**REQUIREMENT:** Show every line of the records below that contains the word "Secondary".

**MATERIAL SHOWN:**
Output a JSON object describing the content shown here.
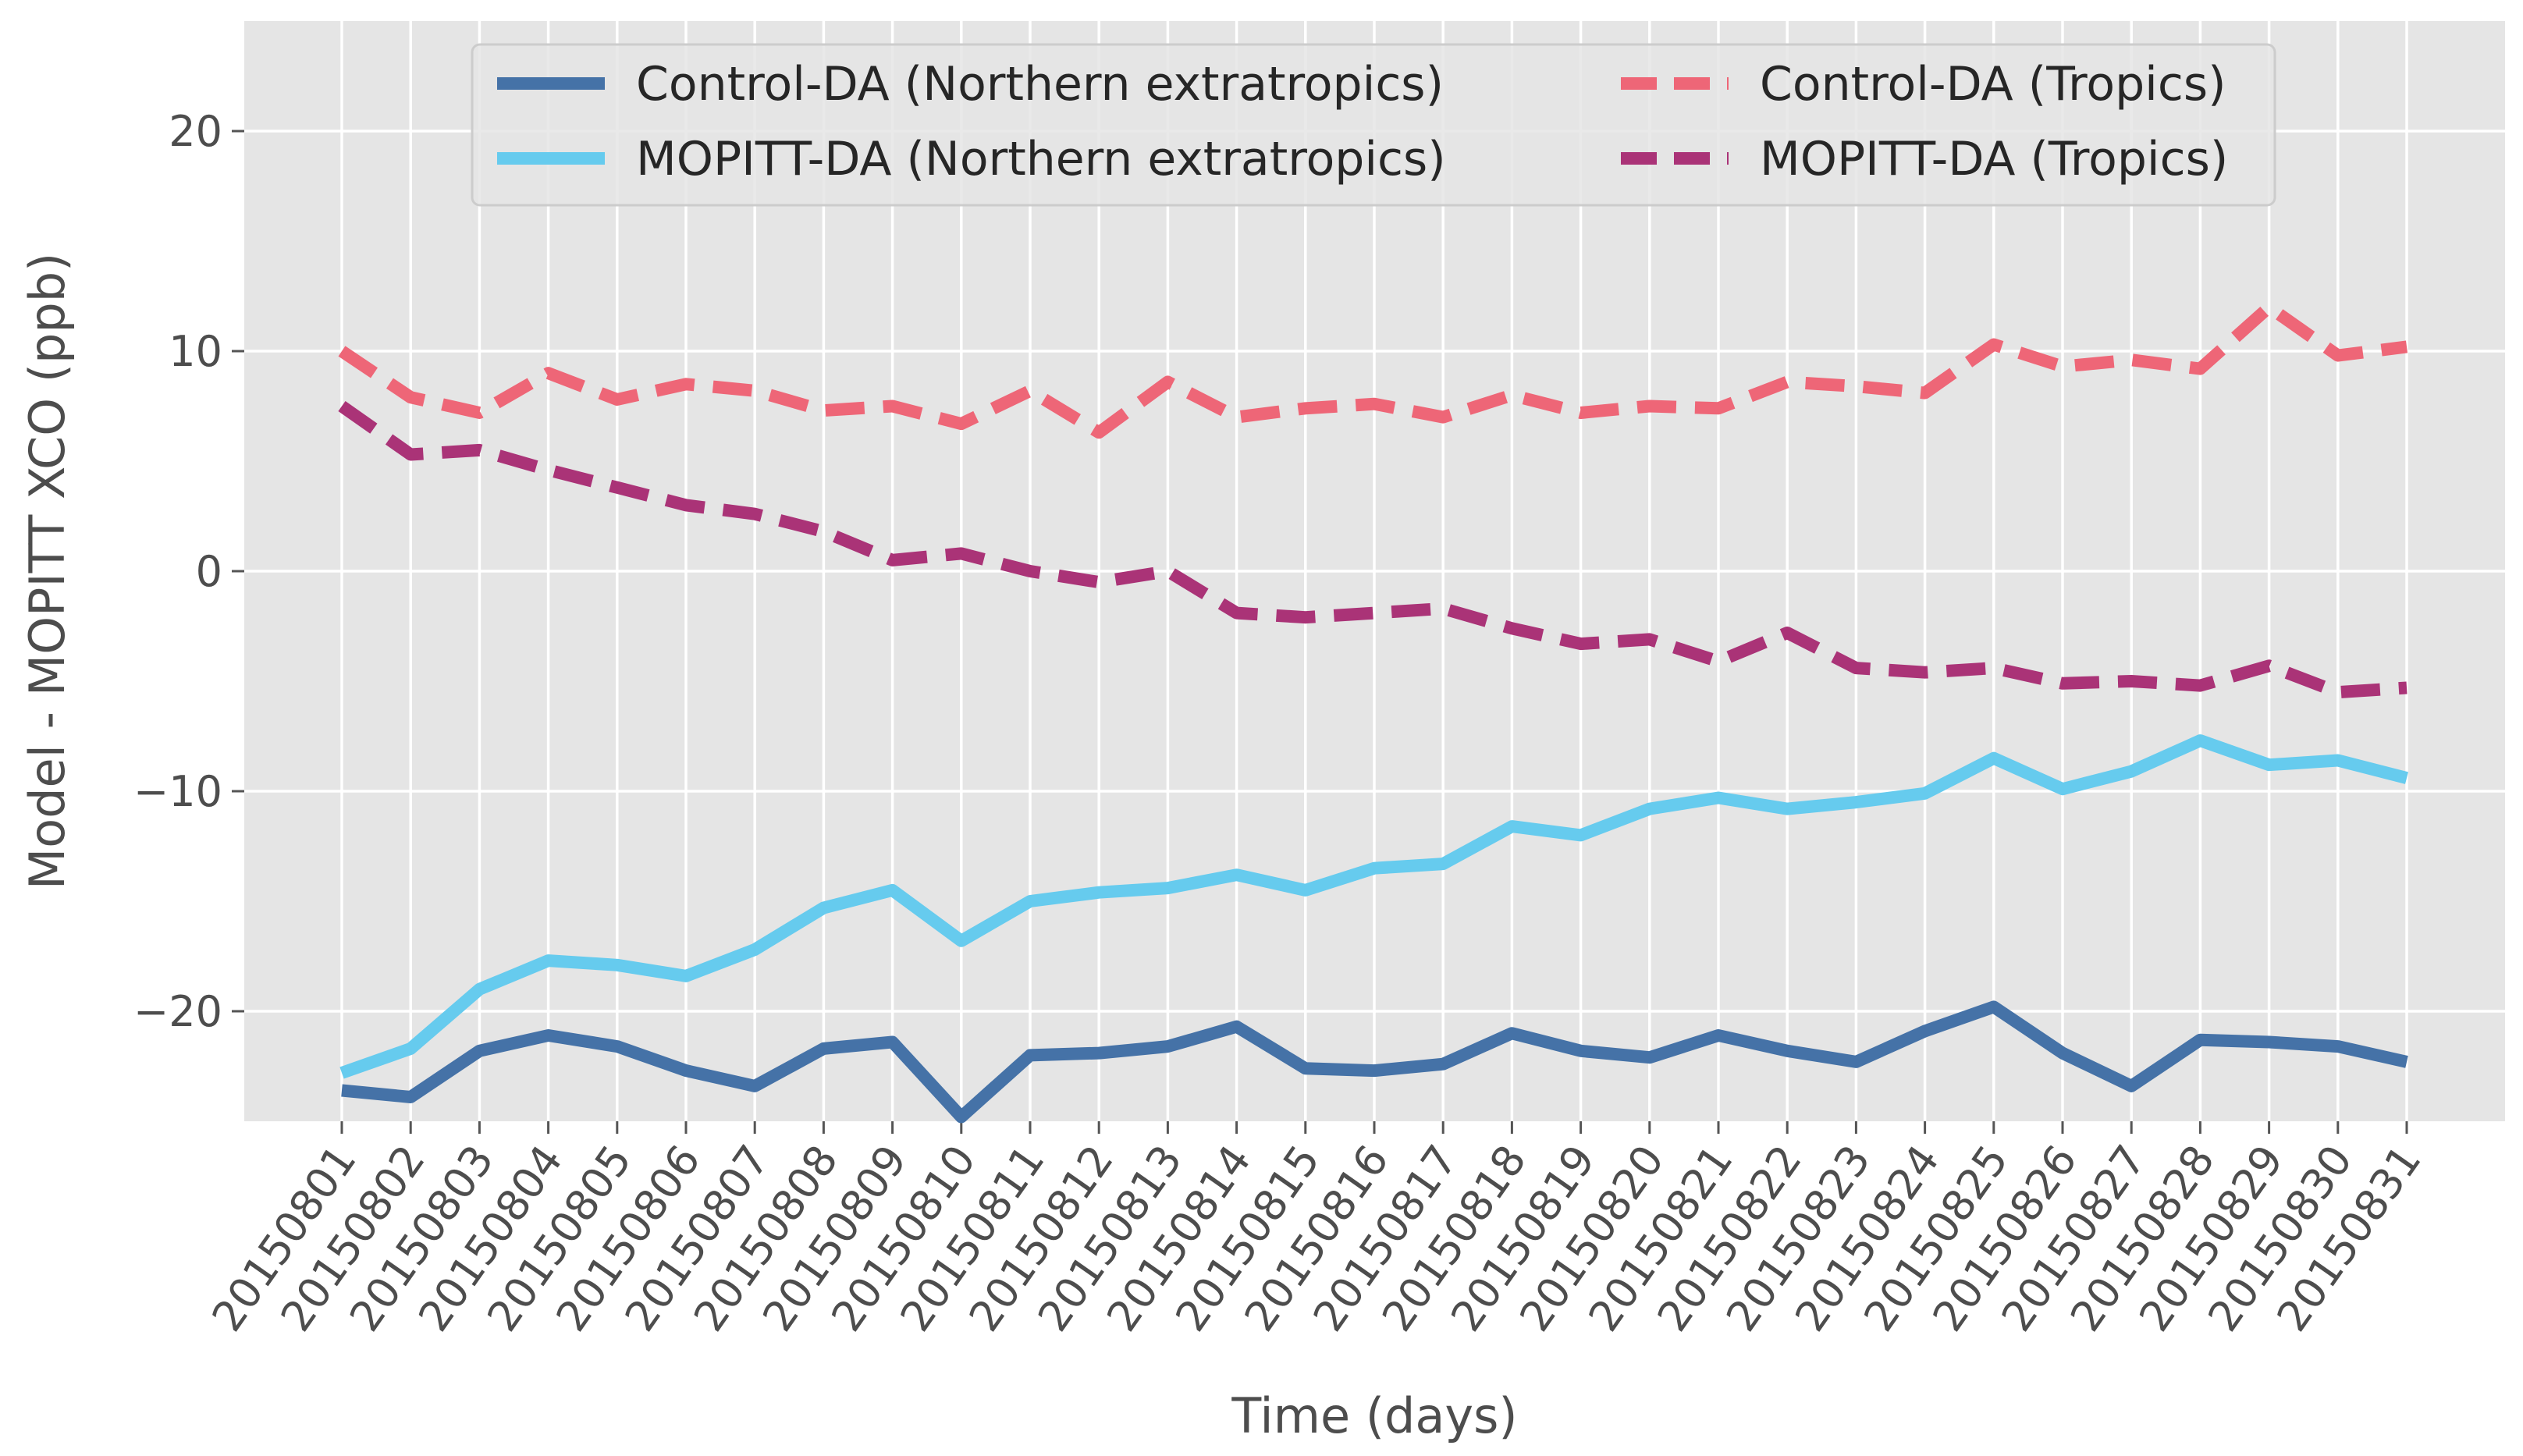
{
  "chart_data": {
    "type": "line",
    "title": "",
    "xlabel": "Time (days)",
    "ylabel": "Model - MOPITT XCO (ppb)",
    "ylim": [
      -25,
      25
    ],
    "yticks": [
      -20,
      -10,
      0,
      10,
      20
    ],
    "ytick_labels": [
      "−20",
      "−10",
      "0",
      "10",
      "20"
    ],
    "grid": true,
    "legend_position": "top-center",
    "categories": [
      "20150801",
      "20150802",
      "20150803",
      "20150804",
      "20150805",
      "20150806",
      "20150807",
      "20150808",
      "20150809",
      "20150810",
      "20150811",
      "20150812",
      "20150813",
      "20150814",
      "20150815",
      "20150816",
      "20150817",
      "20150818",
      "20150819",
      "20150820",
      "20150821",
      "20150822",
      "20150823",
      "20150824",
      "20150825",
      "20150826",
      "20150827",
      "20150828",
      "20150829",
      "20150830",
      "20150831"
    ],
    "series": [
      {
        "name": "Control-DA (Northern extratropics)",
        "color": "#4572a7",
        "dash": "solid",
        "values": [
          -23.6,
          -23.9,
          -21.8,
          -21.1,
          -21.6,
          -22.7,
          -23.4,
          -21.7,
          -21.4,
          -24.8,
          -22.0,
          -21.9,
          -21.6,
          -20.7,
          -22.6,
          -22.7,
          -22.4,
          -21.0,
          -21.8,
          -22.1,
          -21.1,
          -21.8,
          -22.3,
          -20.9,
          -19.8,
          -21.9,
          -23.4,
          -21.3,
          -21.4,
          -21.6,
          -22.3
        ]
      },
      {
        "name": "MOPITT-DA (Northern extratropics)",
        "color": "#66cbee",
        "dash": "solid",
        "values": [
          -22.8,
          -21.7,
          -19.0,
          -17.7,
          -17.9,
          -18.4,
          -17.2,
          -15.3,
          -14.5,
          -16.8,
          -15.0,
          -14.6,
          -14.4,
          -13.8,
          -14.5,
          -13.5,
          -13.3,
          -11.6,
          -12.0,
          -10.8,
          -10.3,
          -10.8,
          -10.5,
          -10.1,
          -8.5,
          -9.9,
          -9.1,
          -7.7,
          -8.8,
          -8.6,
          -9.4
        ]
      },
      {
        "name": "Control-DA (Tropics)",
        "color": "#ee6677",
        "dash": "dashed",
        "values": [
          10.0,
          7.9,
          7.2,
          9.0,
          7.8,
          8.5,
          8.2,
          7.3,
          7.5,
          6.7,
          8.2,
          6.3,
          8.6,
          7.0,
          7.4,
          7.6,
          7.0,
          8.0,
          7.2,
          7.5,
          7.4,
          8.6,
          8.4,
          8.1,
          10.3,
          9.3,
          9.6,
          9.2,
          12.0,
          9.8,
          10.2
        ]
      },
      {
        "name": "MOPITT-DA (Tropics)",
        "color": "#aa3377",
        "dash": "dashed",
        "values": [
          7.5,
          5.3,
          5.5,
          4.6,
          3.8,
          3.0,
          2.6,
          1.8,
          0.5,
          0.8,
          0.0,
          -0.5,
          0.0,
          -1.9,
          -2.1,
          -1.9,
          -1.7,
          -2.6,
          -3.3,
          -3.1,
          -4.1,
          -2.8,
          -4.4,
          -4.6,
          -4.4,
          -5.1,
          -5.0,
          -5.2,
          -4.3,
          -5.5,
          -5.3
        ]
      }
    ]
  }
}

==

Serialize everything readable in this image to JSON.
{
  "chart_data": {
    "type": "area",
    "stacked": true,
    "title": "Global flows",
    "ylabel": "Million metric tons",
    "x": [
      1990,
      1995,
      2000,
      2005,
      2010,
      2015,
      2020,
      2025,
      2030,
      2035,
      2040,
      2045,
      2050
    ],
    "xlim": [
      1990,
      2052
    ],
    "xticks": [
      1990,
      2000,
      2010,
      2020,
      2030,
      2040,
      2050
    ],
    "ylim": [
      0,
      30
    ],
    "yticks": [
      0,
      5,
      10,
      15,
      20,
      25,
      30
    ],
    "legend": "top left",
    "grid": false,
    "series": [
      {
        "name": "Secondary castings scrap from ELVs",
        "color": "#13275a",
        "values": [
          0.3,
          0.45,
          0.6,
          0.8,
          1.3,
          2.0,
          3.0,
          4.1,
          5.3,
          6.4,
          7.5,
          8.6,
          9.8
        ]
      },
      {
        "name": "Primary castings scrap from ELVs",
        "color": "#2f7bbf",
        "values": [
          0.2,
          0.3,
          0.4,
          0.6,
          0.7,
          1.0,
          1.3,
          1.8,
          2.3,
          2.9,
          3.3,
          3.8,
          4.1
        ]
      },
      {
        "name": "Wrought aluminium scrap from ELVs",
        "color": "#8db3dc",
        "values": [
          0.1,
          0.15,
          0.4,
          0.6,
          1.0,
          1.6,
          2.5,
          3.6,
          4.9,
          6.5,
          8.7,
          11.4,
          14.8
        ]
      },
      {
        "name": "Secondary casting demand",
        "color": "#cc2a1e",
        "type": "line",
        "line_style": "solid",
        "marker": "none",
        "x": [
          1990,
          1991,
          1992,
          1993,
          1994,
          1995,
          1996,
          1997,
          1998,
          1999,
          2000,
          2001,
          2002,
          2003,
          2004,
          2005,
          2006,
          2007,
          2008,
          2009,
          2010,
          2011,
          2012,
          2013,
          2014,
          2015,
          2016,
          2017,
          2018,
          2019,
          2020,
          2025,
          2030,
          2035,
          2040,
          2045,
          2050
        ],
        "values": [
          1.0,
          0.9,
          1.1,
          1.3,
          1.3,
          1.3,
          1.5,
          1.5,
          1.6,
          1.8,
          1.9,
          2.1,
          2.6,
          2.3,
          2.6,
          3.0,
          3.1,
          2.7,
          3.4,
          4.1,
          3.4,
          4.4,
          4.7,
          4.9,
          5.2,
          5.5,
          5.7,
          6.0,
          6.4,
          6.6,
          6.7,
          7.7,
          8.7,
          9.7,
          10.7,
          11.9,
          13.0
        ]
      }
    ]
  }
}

==

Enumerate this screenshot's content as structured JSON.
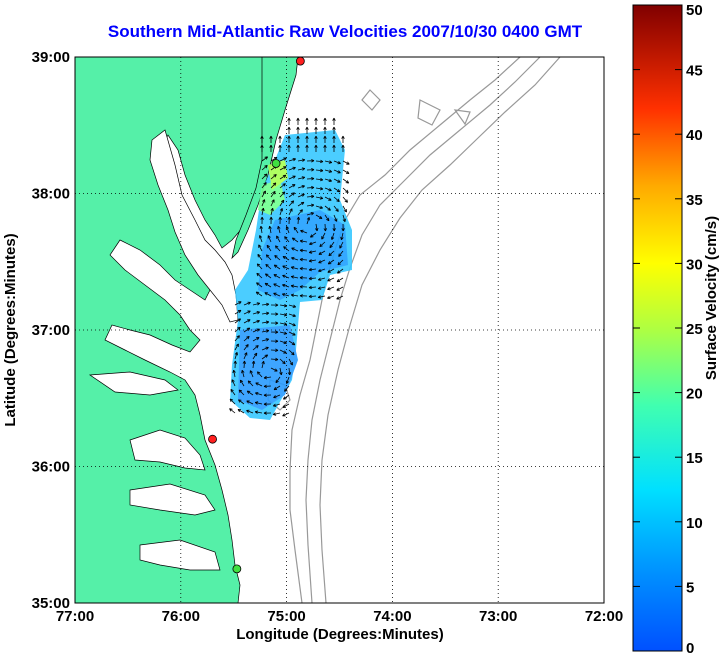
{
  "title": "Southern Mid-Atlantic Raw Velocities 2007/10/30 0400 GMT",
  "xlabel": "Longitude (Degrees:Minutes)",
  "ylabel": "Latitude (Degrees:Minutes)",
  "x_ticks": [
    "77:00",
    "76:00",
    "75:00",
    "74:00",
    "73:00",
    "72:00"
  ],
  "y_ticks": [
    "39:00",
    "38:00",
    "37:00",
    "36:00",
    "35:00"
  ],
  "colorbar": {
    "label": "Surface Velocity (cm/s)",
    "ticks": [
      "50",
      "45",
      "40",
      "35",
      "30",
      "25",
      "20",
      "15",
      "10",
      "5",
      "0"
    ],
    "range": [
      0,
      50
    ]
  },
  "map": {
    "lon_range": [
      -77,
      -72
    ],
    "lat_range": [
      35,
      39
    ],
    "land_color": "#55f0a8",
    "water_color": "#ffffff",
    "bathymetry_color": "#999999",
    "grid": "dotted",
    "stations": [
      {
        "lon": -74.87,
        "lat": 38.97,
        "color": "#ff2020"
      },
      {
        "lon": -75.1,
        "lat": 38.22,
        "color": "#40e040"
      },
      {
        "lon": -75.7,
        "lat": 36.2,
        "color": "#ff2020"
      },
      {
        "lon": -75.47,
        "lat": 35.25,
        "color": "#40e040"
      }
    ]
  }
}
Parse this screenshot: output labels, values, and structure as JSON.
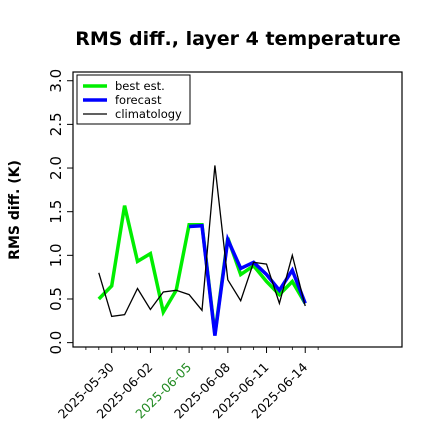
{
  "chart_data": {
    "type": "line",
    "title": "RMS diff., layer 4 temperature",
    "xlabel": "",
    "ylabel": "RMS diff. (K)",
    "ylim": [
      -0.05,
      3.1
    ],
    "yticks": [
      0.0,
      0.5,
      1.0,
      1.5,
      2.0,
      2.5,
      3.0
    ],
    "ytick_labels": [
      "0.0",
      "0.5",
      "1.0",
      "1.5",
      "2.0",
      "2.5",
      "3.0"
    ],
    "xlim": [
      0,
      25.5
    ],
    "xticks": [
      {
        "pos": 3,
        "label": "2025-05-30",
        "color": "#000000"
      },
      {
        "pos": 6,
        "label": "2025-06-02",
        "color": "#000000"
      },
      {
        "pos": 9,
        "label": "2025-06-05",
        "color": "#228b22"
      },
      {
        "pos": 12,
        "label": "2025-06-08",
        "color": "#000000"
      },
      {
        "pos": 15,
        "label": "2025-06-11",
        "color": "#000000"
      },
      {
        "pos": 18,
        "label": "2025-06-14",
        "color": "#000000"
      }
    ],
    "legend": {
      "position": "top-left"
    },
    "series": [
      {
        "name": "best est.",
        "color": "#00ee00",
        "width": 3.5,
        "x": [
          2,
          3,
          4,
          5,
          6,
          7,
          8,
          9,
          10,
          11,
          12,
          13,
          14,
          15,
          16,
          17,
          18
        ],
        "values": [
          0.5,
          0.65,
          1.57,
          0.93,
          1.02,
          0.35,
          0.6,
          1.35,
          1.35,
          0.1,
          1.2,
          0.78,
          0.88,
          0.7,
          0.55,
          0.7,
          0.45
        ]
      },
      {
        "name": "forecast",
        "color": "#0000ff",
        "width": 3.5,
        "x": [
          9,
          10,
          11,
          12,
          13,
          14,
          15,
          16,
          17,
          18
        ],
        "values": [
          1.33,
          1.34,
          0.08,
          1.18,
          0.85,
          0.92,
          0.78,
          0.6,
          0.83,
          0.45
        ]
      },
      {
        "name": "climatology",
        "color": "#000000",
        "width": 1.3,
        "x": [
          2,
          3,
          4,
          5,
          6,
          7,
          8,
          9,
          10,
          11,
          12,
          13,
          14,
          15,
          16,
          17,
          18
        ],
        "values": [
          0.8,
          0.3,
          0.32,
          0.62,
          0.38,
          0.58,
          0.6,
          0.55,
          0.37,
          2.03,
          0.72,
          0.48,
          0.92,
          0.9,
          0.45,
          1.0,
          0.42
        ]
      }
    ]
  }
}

**SOLUTION TO THE PROBLEM:**
        "name": "Secondary castings scrap from ELVs",
        "name": "Secondary casting demand",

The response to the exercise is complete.